Passage shown
Keywords: Benign paraganglioma, Glomus jugulare, Hypotympanotomy
How to cite this article: Kandakure VT, Thakur GV, Kausar A, Thote A. Glomus jugulare (Type A): A case review. Indian J Otol 2012;18:214-6 |
Introduction | |  |
Glomus jugulare tumors are rare, slow growing, hypervascular tumors that arise within jugular foramen of the temporal bone and may extend to involve the middle ear. These originate from the chief cells of the paraganglia or glomus bodies, located within the wall of adventitia of the jugular bulb and may involve either the auricular branch of vagus nerve (Arnold nerve) or the tympanic branch of the glossopharyngeal nerve (Jacobson nerve). [1],[2],[3]
Estimated incidence is 1 per 1.3 million populations of which 1-5% is malignant. The benign tumors are locally aggressive. Growth rate is about 0.8 mm per year. Glomus secreting catecholamines occur symptomatically in about 1-3% of cases. [4],[5],[6],[7]
Case Report | |  |
A 60 year old lady, reported with chief complaints of continuous pulsatile hissing tinnitus in right ear and progressively increasing impairment of hearing from last two years, with heaviness in right mastoid region. There was no history of ear discharge, giddiness/vertigo or facial weakness. There was no history of difficulty in swallowing and hoarseness of voice, palpitation or inability to lift shoulder.
On Otoscopy pulsations were seen in the posterior half of tympanic membrane with bulging and congestion. Handle of malleus was ill defined because of bulging and congested tympanic membrane [Figure 1]. Tuning fork tests showed Rinne's negative on right side and Weber's lateralized to right ear. On pure tone audiometry, there was right moderate conductive hearing loss.

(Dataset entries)

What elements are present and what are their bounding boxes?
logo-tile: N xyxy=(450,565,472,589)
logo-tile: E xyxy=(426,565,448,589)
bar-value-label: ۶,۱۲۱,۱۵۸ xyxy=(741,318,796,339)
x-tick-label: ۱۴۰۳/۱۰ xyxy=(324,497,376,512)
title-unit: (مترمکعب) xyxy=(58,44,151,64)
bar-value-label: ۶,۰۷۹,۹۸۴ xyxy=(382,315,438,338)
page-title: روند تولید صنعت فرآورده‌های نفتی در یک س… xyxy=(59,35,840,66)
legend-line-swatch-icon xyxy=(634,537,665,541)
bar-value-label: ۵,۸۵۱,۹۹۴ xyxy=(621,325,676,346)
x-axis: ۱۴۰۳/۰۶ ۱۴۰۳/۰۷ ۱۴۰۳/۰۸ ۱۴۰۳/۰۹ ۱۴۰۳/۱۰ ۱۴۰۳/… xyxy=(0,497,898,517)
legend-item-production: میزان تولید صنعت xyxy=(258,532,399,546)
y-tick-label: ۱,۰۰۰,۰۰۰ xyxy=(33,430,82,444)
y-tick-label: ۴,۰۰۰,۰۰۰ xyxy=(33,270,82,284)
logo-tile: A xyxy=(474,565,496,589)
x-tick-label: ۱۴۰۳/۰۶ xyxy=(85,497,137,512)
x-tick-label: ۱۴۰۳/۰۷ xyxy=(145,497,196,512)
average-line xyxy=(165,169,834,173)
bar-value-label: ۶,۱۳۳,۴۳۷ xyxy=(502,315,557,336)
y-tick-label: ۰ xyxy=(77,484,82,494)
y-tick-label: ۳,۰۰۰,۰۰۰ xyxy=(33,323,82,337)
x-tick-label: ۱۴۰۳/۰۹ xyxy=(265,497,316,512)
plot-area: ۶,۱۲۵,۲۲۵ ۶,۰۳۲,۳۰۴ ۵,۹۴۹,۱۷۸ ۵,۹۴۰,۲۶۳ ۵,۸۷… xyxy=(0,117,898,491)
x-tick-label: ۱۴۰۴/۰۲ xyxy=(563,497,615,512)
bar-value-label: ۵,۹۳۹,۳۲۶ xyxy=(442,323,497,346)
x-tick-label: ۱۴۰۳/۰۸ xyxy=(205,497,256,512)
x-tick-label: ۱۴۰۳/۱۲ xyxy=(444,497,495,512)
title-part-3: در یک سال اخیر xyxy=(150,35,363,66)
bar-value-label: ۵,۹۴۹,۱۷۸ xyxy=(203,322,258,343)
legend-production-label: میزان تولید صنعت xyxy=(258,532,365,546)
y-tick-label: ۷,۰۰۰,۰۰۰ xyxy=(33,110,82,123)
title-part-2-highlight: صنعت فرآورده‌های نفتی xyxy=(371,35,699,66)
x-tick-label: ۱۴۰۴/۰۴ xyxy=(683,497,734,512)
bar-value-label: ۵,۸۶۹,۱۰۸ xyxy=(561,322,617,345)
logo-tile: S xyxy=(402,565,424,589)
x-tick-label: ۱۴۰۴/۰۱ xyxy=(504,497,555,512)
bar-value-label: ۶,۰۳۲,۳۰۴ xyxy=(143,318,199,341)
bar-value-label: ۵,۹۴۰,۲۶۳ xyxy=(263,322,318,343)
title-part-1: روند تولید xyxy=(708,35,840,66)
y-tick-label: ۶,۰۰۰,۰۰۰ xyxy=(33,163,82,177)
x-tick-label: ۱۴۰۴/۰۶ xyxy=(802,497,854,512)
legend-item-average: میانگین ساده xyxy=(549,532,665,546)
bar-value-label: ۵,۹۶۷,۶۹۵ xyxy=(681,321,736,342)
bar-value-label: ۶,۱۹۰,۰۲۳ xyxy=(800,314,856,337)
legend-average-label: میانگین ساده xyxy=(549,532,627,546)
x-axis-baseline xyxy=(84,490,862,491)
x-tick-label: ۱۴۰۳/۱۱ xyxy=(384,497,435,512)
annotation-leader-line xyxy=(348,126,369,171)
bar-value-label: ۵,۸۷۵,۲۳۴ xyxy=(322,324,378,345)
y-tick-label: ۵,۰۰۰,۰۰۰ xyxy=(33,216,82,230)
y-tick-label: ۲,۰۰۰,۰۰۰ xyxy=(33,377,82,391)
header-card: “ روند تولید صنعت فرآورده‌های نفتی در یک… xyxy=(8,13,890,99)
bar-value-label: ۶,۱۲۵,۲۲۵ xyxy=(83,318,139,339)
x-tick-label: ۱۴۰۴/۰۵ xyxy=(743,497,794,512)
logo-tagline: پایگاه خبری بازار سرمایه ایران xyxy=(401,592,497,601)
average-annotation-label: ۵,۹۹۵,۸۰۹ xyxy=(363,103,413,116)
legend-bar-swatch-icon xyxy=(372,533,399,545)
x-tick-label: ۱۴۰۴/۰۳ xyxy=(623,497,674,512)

Exercise tasks
A - Write out the passage of the glomus jugulare case report from "On Otoscopy pulsations" to "conductive hearing loss.", word for word.
B - Extend the glomus jugulare case report by writing what comes after its last sentence.
These entries were drawn from a separate source.

Answers
A -
On Otoscopy pulsations were seen in the posterior half of tympanic membrane with bulging and congestion. Handle of malleus was ill defined because of bulging and congested tympanic membrane [Figure 1]. Tuning fork tests showed Rinne's negative on right side and Weber's lateralized to right ear. On pure tone audiometry, there was right moderate conductive hearing loss.

B -
HRCT temporal bone showed dehiscent jugular bulb in right middle ear with soft tissue mass in middle ear without intracranial extension [Figure 2]. All routine hematological investigations were normal. 24 hr urine VMA level was in normal range (3-4 mg/day). On this basis non-secretory glomus jugulare was diagnosed. As per the classification devised by Oldring and Fish, the tumor was type A (tumor limited to middle ear cleft).
Surgical technique
Patient was treated successfully by surgical excision of tumor. Postaural Wilde's incision for better exposure was taken. The skin and periosteum of the anteroinferior and posterior osseous meatal wall elevated and pushed upward for exposing the tympanic bone from the tympanomastoid suture behind to the tympanosquamous suture in front. Bony meatus enlarged by thinning down the anteroinferior to posterior meatal wall with cutting burr and curette. The annulus was elevated from its sulcus posteriorly and anteroinferiorly confined to the lower half of tympanic cavity. Tympanic membrane folded upward upon itself and the tumor came into view. Resection of the bony sulcus inferiorly and posteriorly was done to expose the hypotympanum and tumor in it. The extent of the tumor in all directions delineated by curetting the bone. The tumor was rapidly dissected away from the promontory and floor of hypotympanum with side knife and cotton balls. Base of the tumor was cauterized and tumor was excised with crocodile forcep. Bleeding was controlled with gelfoam pack. Dehiscent jugular bulb was sealed with bone wax [Figure 3]. Tympanic membrane and tympanomeatal flap reposited back and postaural wound was sutured. Tumor size was 1 cm.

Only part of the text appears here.